* start RECORDED DATA *

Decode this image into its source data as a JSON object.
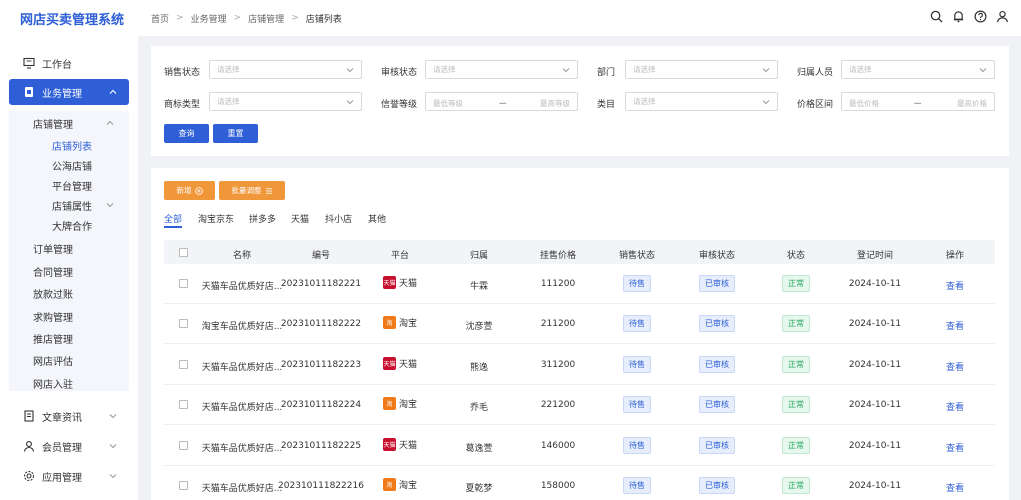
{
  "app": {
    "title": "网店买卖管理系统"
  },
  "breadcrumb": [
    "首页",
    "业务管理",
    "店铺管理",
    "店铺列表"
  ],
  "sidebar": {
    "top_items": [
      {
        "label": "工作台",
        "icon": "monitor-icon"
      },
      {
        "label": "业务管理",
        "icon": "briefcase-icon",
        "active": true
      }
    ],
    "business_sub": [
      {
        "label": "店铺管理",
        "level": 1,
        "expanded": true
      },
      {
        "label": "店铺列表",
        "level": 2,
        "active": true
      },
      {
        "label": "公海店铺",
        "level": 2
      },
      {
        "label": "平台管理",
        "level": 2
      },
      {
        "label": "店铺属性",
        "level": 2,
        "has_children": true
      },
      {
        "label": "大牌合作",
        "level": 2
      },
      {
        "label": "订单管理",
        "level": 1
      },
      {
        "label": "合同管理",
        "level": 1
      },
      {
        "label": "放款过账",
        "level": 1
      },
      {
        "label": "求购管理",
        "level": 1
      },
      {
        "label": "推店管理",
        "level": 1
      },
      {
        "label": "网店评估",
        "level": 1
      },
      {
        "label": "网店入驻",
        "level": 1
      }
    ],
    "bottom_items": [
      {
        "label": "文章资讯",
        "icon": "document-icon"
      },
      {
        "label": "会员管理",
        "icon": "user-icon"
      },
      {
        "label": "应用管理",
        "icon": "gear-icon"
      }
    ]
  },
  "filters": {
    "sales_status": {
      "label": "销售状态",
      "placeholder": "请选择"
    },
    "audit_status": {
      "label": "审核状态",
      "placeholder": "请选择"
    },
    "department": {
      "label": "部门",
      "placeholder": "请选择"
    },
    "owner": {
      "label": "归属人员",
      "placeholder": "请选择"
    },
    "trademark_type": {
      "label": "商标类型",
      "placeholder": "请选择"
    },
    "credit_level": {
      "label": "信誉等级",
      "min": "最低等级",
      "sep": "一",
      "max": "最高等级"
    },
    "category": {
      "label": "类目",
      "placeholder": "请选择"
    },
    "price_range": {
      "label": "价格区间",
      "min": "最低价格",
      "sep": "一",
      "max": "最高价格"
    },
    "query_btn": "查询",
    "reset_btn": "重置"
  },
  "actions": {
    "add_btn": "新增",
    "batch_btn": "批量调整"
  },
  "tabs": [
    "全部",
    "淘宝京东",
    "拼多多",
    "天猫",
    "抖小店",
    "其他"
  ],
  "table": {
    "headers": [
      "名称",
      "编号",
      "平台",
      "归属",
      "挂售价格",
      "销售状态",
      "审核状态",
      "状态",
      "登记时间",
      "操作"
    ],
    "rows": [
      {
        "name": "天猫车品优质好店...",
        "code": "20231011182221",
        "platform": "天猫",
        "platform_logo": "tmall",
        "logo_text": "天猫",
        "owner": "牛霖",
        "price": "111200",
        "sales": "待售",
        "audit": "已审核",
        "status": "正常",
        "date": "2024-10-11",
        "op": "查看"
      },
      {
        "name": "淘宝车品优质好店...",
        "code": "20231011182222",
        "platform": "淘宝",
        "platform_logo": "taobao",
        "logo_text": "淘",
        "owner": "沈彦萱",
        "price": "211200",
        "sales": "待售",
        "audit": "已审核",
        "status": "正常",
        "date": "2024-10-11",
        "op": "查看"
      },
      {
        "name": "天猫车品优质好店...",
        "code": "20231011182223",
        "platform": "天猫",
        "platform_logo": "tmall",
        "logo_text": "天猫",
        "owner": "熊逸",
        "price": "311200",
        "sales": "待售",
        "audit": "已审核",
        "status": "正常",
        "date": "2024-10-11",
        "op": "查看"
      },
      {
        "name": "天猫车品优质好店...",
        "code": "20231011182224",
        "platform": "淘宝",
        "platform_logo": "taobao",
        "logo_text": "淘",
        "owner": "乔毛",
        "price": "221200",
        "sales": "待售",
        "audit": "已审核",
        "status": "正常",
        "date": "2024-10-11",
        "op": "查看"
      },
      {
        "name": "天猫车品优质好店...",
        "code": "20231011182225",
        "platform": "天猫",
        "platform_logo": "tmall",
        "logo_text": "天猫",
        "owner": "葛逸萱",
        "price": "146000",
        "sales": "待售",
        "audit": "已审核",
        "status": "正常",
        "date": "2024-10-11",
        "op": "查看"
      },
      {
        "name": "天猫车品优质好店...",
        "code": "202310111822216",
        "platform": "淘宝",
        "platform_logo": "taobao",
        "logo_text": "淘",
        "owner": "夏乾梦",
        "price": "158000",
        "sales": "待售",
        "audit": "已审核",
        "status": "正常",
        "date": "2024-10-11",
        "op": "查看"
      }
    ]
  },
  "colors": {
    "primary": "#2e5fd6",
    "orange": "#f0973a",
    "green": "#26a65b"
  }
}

* end RECORDED DATA *

* **STATED PROBLEM**:
Set down the complete material exactly, but do not include the images.

* **ANSWER IN FULL**:
Decode this image into its source data as a JSON object.
{
  "app": {
    "title": "网店买卖管理系统"
  },
  "breadcrumb": [
    "首页",
    "业务管理",
    "店铺管理",
    "店铺列表"
  ],
  "sidebar": {
    "top_items": [
      {
        "label": "工作台",
        "icon": "monitor-icon"
      },
      {
        "label": "业务管理",
        "icon": "briefcase-icon",
        "active": true
      }
    ],
    "business_sub": [
      {
        "label": "店铺管理",
        "level": 1,
        "expanded": true
      },
      {
        "label": "店铺列表",
        "level": 2,
        "active": true
      },
      {
        "label": "公海店铺",
        "level": 2
      },
      {
        "label": "平台管理",
        "level": 2
      },
      {
        "label": "店铺属性",
        "level": 2,
        "has_children": true
      },
      {
        "label": "大牌合作",
        "level": 2
      },
      {
        "label": "订单管理",
        "level": 1
      },
      {
        "label": "合同管理",
        "level": 1
      },
      {
        "label": "放款过账",
        "level": 1
      },
      {
        "label": "求购管理",
        "level": 1
      },
      {
        "label": "推店管理",
        "level": 1
      },
      {
        "label": "网店评估",
        "level": 1
      },
      {
        "label": "网店入驻",
        "level": 1
      }
    ],
    "bottom_items": [
      {
        "label": "文章资讯",
        "icon": "document-icon"
      },
      {
        "label": "会员管理",
        "icon": "user-icon"
      },
      {
        "label": "应用管理",
        "icon": "gear-icon"
      }
    ]
  },
  "filters": {
    "sales_status": {
      "label": "销售状态",
      "placeholder": "请选择"
    },
    "audit_status": {
      "label": "审核状态",
      "placeholder": "请选择"
    },
    "department": {
      "label": "部门",
      "placeholder": "请选择"
    },
    "owner": {
      "label": "归属人员",
      "placeholder": "请选择"
    },
    "trademark_type": {
      "label": "商标类型",
      "placeholder": "请选择"
    },
    "credit_level": {
      "label": "信誉等级",
      "min": "最低等级",
      "sep": "一",
      "max": "最高等级"
    },
    "category": {
      "label": "类目",
      "placeholder": "请选择"
    },
    "price_range": {
      "label": "价格区间",
      "min": "最低价格",
      "sep": "一",
      "max": "最高价格"
    },
    "query_btn": "查询",
    "reset_btn": "重置"
  },
  "actions": {
    "add_btn": "新增",
    "batch_btn": "批量调整"
  },
  "tabs": [
    "全部",
    "淘宝京东",
    "拼多多",
    "天猫",
    "抖小店",
    "其他"
  ],
  "table": {
    "headers": [
      "名称",
      "编号",
      "平台",
      "归属",
      "挂售价格",
      "销售状态",
      "审核状态",
      "状态",
      "登记时间",
      "操作"
    ],
    "rows": [
      {
        "name": "天猫车品优质好店...",
        "code": "20231011182221",
        "platform": "天猫",
        "platform_logo": "tmall",
        "logo_text": "天猫",
        "owner": "牛霖",
        "price": "111200",
        "sales": "待售",
        "audit": "已审核",
        "status": "正常",
        "date": "2024-10-11",
        "op": "查看"
      },
      {
        "name": "淘宝车品优质好店...",
        "code": "20231011182222",
        "platform": "淘宝",
        "platform_logo": "taobao",
        "logo_text": "淘",
        "owner": "沈彦萱",
        "price": "211200",
        "sales": "待售",
        "audit": "已审核",
        "status": "正常",
        "date": "2024-10-11",
        "op": "查看"
      },
      {
        "name": "天猫车品优质好店...",
        "code": "20231011182223",
        "platform": "天猫",
        "platform_logo": "tmall",
        "logo_text": "天猫",
        "owner": "熊逸",
        "price": "311200",
        "sales": "待售",
        "audit": "已审核",
        "status": "正常",
        "date": "2024-10-11",
        "op": "查看"
      },
      {
        "name": "天猫车品优质好店...",
        "code": "20231011182224",
        "platform": "淘宝",
        "platform_logo": "taobao",
        "logo_text": "淘",
        "owner": "乔毛",
        "price": "221200",
        "sales": "待售",
        "audit": "已审核",
        "status": "正常",
        "date": "2024-10-11",
        "op": "查看"
      },
      {
        "name": "天猫车品优质好店...",
        "code": "20231011182225",
        "platform": "天猫",
        "platform_logo": "tmall",
        "logo_text": "天猫",
        "owner": "葛逸萱",
        "price": "146000",
        "sales": "待售",
        "audit": "已审核",
        "status": "正常",
        "date": "2024-10-11",
        "op": "查看"
      },
      {
        "name": "天猫车品优质好店...",
        "code": "202310111822216",
        "platform": "淘宝",
        "platform_logo": "taobao",
        "logo_text": "淘",
        "owner": "夏乾梦",
        "price": "158000",
        "sales": "待售",
        "audit": "已审核",
        "status": "正常",
        "date": "2024-10-11",
        "op": "查看"
      }
    ]
  },
  "colors": {
    "primary": "#2e5fd6",
    "orange": "#f0973a",
    "green": "#26a65b"
  }
}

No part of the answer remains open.